▶ Task goal
Can you retype the figure caption below on Foxo1a and high-glucose angiogenesis in full, word for word?

▶ Text provided
--

Fig. 5

Foxo1a was involved in the excessive angiogenesis induced by high glucose treatment. (a) The volcano plot of differential expression genes in arterial and capillary endothelial cells (ECs). The avg_log2FC greater than 1 was considered significant, including 523 downregulated genes (blue dots) and 1201 upregulated genes (red dots). (b) Gene ontology (GO) analysis of 523 downregulated genes in arterial and capillary ECs. (c) The feature plot of ECs marker gene pecam1 of control and high glucose group in arterial and capillary ECs. (c?) The violin plot of ECs marker gene pecam1 of control and high glucose group in arterial and capillary ECs. (d) The feature plot of gene foxo1a of control and high glucose group in arterial and capillary ECs. (d?) The violin plot of gene foxo1a of control and high glucose group in arterial and capillary ECs. (e) Average expression of gene pecam1 and foxo1a in control and high glucose group. (f) Whole-mount in situ hybridization analysis of foxo1a in control, high glucose-, and high L-glucose-treated embryos. (g) A diagram showing the foxo1 inhibitor treatment time window. (h) Confocal imaging analysis of control embryos, AS1842856-treated embryos, and foxo1a MO-injected embryos. Arrowheads indicate ectopic angiogenic sprouts. (i) Statistical analysis of the total length of intersegmental vessels (ISVs) in control embryos, AS1842856-treated embryos, and foxo1a MO-injected embryos (n=5). t-test, ****p<0.0001.

--

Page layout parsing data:
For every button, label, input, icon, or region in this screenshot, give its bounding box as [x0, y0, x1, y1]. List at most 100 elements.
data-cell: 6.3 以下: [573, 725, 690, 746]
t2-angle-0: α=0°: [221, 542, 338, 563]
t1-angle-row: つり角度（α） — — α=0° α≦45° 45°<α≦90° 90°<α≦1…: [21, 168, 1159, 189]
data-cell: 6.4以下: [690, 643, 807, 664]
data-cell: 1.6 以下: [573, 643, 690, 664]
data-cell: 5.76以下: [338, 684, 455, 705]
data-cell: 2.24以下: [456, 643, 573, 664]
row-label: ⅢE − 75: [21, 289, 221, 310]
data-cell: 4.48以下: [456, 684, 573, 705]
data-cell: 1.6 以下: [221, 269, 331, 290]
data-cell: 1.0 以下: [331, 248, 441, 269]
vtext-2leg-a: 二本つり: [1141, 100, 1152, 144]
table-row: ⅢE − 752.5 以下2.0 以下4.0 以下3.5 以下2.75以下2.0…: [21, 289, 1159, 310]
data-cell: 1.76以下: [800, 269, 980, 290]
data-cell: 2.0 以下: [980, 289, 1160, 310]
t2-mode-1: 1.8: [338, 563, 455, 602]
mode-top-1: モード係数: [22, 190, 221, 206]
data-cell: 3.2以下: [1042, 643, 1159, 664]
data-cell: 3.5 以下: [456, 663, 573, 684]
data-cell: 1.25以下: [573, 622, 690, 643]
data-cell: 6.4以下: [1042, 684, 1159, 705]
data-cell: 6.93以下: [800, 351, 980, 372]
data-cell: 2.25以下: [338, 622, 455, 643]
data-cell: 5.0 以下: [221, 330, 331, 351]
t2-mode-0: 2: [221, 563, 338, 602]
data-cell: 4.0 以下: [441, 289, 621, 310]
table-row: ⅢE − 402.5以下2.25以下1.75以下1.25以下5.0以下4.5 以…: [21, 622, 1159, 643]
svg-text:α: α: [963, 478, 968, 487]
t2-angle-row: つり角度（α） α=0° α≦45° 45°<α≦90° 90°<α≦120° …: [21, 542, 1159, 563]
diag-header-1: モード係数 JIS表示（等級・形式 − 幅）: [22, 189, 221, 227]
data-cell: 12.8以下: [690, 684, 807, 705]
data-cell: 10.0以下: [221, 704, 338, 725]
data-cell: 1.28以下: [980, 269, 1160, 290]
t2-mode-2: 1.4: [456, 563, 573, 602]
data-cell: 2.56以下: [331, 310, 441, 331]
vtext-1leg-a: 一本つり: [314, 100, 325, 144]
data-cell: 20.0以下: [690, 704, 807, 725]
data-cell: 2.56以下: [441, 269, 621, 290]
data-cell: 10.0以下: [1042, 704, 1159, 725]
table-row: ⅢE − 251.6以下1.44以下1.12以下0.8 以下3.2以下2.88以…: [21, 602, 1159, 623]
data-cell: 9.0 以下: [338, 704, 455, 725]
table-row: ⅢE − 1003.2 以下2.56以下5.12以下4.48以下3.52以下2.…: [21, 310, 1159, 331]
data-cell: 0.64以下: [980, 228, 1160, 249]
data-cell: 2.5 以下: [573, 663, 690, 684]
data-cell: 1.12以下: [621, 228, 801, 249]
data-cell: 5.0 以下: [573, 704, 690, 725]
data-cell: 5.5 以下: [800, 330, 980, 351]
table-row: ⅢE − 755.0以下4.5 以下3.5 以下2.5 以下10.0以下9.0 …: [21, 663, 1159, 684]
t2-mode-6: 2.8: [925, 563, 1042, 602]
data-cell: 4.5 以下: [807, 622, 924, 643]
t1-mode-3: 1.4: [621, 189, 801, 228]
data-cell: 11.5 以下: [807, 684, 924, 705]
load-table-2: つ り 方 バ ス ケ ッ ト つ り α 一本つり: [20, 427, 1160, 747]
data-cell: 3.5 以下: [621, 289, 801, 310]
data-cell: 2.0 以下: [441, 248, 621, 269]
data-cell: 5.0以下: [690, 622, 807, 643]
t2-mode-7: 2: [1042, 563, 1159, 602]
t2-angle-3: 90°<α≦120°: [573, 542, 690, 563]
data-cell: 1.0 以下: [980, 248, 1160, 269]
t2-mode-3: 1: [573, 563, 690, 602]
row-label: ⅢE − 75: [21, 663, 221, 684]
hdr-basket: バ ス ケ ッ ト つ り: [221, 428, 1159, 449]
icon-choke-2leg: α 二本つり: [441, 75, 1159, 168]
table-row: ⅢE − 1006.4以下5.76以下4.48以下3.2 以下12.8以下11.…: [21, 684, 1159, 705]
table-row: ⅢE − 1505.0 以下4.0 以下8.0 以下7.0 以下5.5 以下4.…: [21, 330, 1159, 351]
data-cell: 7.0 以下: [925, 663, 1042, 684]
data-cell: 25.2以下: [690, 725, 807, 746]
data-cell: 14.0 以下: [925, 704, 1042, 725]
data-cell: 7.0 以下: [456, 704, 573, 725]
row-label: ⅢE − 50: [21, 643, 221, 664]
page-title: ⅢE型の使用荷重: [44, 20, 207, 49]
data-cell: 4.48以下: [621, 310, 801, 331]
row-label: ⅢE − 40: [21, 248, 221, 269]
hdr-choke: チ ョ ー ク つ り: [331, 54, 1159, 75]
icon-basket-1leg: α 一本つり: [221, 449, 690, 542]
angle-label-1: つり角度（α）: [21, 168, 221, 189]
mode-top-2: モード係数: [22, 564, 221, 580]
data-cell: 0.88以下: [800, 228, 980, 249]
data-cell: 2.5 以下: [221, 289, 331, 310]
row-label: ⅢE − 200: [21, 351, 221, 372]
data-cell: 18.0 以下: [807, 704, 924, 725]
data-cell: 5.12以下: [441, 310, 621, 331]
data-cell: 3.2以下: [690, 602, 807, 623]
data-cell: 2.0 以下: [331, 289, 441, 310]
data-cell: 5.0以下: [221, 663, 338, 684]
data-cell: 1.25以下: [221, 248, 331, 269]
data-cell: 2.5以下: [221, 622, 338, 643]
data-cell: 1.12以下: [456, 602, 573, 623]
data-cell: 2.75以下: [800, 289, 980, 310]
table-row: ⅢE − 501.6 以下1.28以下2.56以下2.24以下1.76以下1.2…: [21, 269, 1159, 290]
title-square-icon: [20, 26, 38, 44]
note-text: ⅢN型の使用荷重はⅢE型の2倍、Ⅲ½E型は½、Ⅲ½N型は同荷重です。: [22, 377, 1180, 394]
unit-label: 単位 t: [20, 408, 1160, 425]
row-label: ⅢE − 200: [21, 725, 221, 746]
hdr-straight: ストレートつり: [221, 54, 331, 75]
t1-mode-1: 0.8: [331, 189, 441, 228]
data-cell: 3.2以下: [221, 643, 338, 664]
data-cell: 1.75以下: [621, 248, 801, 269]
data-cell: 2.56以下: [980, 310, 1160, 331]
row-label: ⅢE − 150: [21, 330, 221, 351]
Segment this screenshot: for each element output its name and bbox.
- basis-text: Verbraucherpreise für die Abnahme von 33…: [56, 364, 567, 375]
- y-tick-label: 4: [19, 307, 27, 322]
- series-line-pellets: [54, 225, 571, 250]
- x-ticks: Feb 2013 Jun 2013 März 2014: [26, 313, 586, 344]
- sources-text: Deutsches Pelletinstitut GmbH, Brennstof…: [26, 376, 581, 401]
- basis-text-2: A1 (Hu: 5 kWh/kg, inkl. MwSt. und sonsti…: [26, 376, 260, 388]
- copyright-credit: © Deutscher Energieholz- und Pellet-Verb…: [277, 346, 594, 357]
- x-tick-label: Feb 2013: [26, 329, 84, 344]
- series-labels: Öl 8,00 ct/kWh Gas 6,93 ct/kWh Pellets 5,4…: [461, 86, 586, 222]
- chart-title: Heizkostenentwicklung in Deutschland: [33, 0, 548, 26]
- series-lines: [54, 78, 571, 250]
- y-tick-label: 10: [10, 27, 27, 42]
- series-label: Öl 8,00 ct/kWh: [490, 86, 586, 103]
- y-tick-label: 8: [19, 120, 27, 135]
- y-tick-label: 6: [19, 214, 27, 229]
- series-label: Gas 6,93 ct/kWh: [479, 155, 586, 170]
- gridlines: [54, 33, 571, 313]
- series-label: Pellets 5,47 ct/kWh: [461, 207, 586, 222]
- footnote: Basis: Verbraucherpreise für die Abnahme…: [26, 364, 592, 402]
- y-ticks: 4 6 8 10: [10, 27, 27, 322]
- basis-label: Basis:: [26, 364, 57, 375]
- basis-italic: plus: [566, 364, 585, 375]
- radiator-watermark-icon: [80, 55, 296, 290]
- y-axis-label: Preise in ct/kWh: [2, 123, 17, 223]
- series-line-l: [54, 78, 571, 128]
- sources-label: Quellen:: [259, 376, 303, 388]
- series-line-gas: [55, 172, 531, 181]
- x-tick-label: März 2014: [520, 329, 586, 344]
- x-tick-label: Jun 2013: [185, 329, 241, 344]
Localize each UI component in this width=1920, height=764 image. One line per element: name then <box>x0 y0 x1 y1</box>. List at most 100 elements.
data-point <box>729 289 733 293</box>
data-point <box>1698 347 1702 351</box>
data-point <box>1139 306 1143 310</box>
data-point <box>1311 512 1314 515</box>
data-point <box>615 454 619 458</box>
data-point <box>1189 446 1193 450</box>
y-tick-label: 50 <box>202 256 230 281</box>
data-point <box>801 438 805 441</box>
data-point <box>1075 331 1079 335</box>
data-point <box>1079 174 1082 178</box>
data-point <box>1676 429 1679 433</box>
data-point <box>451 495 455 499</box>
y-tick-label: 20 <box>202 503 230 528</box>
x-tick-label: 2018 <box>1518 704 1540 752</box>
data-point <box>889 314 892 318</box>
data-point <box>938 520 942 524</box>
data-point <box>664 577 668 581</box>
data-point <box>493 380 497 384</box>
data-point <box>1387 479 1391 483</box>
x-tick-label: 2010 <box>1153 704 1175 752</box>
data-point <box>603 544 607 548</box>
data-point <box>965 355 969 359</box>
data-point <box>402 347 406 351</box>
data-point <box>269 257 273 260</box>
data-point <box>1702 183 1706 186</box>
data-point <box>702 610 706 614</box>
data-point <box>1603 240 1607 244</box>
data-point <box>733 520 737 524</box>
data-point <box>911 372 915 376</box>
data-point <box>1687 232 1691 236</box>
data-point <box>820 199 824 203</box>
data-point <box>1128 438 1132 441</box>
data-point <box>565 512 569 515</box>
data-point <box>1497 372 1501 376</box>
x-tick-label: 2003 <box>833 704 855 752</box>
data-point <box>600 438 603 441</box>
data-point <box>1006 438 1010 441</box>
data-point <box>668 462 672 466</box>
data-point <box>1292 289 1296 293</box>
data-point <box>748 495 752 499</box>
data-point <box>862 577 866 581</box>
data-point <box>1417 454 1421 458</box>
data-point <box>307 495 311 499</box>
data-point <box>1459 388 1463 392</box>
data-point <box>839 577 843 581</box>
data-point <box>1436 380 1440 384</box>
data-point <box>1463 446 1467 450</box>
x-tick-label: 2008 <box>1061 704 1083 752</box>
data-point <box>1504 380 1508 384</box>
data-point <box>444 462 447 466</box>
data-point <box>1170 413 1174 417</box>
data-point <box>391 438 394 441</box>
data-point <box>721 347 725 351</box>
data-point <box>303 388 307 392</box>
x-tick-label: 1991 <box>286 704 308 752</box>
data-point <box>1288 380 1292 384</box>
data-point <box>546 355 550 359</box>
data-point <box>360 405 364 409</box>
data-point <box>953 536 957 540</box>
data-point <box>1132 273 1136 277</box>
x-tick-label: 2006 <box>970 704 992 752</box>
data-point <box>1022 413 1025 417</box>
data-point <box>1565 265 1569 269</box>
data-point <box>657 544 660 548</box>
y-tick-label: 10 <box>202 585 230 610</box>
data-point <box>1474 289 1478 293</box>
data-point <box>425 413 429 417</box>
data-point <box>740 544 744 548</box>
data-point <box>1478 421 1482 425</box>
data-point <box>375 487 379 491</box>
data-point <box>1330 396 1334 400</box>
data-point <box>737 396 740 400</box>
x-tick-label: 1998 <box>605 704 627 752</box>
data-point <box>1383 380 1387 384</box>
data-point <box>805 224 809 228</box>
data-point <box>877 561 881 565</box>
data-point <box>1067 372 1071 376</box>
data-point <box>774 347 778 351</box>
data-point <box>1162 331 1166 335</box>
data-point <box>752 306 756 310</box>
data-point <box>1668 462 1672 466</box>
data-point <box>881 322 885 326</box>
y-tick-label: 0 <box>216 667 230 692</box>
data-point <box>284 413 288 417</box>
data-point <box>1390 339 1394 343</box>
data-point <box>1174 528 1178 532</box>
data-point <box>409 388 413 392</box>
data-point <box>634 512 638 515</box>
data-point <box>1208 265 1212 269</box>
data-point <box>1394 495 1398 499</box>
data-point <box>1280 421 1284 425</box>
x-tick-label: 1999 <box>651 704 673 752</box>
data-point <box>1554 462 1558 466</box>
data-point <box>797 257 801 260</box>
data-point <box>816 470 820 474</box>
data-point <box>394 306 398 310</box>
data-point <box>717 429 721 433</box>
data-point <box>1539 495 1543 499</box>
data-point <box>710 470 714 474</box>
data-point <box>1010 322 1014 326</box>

--

▶ Answer for this exercise
Fig. 5

Foxo1a was involved in the excessive angiogenesis induced by high glucose treatment. (a) The volcano plot of differential expression genes in arterial and capillary endothelial cells (ECs). The avg_log2FC greater than 1 was considered significant, including 523 downregulated genes (blue dots) and 1201 upregulated genes (red dots). (b) Gene ontology (GO) analysis of 523 downregulated genes in arterial and capillary ECs. (c) The feature plot of ECs marker gene pecam1 of control and high glucose group in arterial and capillary ECs. (c?) The violin plot of ECs marker gene pecam1 of control and high glucose group in arterial and capillary ECs. (d) The feature plot of gene foxo1a of control and high glucose group in arterial and capillary ECs. (d?) The violin plot of gene foxo1a of control and high glucose group in arterial and capillary ECs. (e) Average expression of gene pecam1 and foxo1a in control and high glucose group. (f) Whole-mount in situ hybridization analysis of foxo1a in control, high glucose-, and high L-glucose-treated embryos. (g) A diagram showing the foxo1 inhibitor treatment time window. (h) Confocal imaging analysis of control embryos, AS1842856-treated embryos, and foxo1a MO-injected embryos. Arrowheads indicate ectopic angiogenic sprouts. (i) Statistical analysis of the total length of intersegmental vessels (ISVs) in control embryos, AS1842856-treated embryos, and foxo1a MO-injected embryos (n=5). t-test, ****p<0.0001.